TASK PROMPT: Reproduce all the material exactly, minus any pictures it holds.

EXTRACTED ENTRIES:
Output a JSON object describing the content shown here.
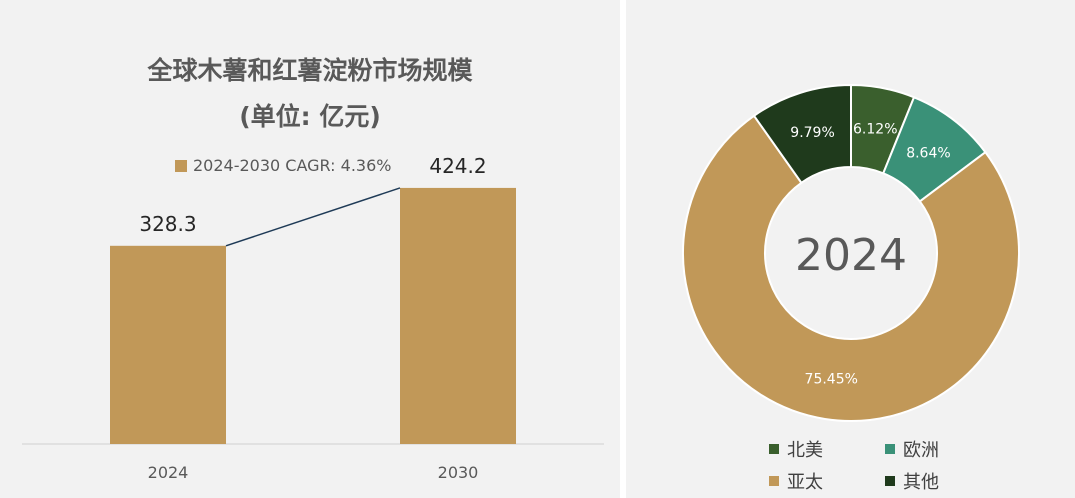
{
  "bar_chart": {
    "title_line1": "全球木薯和红薯淀粉市场规模",
    "title_line2": "(单位: 亿元)",
    "legend_label": "2024-2030 CAGR: 4.36%",
    "bar_color": "#c19858",
    "line_color": "#1f3b57"
  },
  "donut_chart": {
    "center_label": "2024"
  },
  "chart_data": [
    {
      "type": "bar",
      "title": "全球木薯和红薯淀粉市场规模 (单位: 亿元)",
      "categories": [
        "2024",
        "2030"
      ],
      "series": [
        {
          "name": "2024-2030 CAGR: 4.36%",
          "values": [
            328.3,
            424.2
          ]
        }
      ],
      "data_labels": [
        "328.3",
        "424.2"
      ],
      "ylim": [
        0,
        540
      ],
      "grid": false,
      "legend_position": "top"
    },
    {
      "type": "pie",
      "variant": "donut",
      "center_label": "2024",
      "slices": [
        {
          "label": "北美",
          "value": 6.12,
          "display": "6.12%",
          "color": "#3a5f2d"
        },
        {
          "label": "欧洲",
          "value": 8.64,
          "display": "8.64%",
          "color": "#3a9178"
        },
        {
          "label": "亚太",
          "value": 75.45,
          "display": "75.45%",
          "color": "#c19858"
        },
        {
          "label": "其他",
          "value": 9.79,
          "display": "9.79%",
          "color": "#1f3a1c"
        }
      ],
      "legend_position": "bottom"
    }
  ]
}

CORRECT ANSWER:
Output a JSON object describing the content shown here.
{
  "bar_chart": {
    "title_line1": "全球木薯和红薯淀粉市场规模",
    "title_line2": "(单位: 亿元)",
    "legend_label": "2024-2030 CAGR: 4.36%",
    "bar_color": "#c19858",
    "line_color": "#1f3b57"
  },
  "donut_chart": {
    "center_label": "2024"
  },
  "chart_data": [
    {
      "type": "bar",
      "title": "全球木薯和红薯淀粉市场规模 (单位: 亿元)",
      "categories": [
        "2024",
        "2030"
      ],
      "series": [
        {
          "name": "2024-2030 CAGR: 4.36%",
          "values": [
            328.3,
            424.2
          ]
        }
      ],
      "data_labels": [
        "328.3",
        "424.2"
      ],
      "ylim": [
        0,
        540
      ],
      "grid": false,
      "legend_position": "top"
    },
    {
      "type": "pie",
      "variant": "donut",
      "center_label": "2024",
      "slices": [
        {
          "label": "北美",
          "value": 6.12,
          "display": "6.12%",
          "color": "#3a5f2d"
        },
        {
          "label": "欧洲",
          "value": 8.64,
          "display": "8.64%",
          "color": "#3a9178"
        },
        {
          "label": "亚太",
          "value": 75.45,
          "display": "75.45%",
          "color": "#c19858"
        },
        {
          "label": "其他",
          "value": 9.79,
          "display": "9.79%",
          "color": "#1f3a1c"
        }
      ],
      "legend_position": "bottom"
    }
  ]
}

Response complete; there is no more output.